→ **AIM OF THE TASK**
How many lines of these entries hold the string "балық"? Reply with the number alone.

○ ○ ○ ○

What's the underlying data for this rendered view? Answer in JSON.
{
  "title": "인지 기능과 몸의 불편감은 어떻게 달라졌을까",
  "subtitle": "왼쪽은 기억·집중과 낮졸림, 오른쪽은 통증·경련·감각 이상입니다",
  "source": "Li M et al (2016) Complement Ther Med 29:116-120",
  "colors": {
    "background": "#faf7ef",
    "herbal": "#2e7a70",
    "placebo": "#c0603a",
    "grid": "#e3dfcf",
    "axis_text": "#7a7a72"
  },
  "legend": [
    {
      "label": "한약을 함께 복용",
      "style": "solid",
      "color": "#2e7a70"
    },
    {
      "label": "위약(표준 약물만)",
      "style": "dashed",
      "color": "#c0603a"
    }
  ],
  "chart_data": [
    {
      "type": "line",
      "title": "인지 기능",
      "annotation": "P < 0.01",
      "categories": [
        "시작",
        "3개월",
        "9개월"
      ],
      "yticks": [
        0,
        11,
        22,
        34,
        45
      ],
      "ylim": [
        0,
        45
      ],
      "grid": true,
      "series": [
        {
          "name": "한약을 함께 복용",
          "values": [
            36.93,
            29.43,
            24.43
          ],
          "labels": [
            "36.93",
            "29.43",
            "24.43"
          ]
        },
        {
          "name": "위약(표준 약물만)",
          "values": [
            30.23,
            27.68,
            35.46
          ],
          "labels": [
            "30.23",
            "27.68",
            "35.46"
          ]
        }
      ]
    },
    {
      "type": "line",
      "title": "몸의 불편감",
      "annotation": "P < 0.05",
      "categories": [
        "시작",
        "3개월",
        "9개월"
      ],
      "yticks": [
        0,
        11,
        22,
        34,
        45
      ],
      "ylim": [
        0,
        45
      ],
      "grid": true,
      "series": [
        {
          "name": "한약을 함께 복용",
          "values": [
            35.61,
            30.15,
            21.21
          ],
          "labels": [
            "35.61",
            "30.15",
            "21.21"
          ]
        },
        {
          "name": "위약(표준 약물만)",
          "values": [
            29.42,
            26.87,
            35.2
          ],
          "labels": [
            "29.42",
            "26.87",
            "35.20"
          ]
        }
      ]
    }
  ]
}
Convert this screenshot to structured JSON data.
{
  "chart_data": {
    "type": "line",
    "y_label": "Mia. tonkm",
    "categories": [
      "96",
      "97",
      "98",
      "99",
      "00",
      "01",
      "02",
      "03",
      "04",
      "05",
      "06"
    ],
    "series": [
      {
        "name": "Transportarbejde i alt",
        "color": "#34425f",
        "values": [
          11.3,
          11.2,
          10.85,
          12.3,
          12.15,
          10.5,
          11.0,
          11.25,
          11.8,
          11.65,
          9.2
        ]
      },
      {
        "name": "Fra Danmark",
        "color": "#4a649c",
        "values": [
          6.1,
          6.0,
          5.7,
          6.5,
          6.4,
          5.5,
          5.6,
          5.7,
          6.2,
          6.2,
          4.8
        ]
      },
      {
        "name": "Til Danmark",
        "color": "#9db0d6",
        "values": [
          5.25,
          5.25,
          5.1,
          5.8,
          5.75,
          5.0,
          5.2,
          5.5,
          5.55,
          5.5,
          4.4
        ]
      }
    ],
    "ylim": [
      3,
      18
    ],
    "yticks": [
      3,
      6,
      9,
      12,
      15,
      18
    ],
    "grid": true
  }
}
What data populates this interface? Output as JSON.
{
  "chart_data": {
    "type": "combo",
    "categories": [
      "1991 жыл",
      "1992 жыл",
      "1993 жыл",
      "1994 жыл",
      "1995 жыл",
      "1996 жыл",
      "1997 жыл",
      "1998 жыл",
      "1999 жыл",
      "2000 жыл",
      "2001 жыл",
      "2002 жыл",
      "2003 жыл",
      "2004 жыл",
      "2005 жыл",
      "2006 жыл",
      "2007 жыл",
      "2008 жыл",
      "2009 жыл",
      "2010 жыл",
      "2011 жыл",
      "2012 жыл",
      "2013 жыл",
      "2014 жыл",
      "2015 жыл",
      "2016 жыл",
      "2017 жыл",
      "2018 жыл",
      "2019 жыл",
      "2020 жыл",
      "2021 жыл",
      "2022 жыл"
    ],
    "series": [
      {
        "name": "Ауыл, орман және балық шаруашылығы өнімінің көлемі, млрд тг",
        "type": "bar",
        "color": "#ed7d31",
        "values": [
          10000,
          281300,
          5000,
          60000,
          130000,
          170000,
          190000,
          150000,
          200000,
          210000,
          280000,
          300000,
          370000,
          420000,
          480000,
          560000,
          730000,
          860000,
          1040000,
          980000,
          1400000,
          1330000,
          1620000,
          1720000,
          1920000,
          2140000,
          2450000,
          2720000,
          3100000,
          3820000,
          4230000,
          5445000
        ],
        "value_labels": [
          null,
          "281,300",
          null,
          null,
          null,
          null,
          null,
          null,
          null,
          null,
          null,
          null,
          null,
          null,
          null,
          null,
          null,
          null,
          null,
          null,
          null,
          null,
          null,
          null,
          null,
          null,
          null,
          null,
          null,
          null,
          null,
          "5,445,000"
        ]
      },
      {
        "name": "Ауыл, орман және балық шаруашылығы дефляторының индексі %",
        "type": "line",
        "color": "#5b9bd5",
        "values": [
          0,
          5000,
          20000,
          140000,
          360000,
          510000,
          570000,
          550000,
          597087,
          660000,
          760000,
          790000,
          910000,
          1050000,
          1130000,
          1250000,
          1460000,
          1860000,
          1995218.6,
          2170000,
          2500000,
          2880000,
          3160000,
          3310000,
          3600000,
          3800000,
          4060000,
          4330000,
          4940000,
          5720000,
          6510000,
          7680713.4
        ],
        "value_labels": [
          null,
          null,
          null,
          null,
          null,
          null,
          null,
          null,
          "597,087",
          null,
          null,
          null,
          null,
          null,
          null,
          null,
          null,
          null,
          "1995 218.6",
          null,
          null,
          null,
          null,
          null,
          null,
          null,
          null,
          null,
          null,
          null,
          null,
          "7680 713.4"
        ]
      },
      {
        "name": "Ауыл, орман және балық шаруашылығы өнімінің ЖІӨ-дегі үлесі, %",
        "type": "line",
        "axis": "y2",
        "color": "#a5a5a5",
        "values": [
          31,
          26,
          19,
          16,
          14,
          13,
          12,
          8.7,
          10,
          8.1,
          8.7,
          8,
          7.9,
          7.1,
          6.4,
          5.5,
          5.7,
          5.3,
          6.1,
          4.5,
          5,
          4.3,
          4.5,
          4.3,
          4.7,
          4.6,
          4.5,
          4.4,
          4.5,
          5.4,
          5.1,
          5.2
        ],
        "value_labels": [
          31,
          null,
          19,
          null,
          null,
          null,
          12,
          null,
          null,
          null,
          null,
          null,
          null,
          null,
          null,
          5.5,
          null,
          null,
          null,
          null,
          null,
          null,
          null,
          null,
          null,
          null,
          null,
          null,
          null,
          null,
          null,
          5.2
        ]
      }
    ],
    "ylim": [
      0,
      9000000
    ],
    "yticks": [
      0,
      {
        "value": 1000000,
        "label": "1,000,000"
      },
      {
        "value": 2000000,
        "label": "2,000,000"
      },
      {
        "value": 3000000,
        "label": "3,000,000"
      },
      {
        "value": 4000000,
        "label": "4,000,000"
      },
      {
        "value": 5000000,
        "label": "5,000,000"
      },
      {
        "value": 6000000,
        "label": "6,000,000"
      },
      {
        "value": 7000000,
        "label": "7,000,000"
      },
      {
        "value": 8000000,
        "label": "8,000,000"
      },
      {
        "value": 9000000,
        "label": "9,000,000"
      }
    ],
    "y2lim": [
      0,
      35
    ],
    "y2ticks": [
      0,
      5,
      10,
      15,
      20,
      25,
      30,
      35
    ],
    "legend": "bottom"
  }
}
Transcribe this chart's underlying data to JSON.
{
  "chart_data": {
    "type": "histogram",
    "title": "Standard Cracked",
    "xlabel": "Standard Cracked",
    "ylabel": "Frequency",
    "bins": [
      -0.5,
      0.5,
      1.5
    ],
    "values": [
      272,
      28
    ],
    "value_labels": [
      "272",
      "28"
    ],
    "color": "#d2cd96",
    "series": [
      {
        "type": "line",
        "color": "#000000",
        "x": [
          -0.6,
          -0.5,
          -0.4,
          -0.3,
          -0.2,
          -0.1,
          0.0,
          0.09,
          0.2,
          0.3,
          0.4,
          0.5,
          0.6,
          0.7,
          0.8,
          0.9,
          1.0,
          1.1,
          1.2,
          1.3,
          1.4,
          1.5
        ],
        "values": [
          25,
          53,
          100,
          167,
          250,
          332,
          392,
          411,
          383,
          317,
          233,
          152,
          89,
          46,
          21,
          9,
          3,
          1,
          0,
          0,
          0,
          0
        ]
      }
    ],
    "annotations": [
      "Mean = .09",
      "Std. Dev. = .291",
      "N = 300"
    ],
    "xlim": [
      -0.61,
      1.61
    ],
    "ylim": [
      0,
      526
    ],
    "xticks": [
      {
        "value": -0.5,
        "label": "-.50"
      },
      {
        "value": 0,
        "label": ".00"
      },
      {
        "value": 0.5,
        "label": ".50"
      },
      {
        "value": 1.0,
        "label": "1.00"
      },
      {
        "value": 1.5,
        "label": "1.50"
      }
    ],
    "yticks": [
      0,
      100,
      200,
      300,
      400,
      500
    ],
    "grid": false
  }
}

○ ○ ○ ○

→ **SOLUTION FOR THIS TASK**
3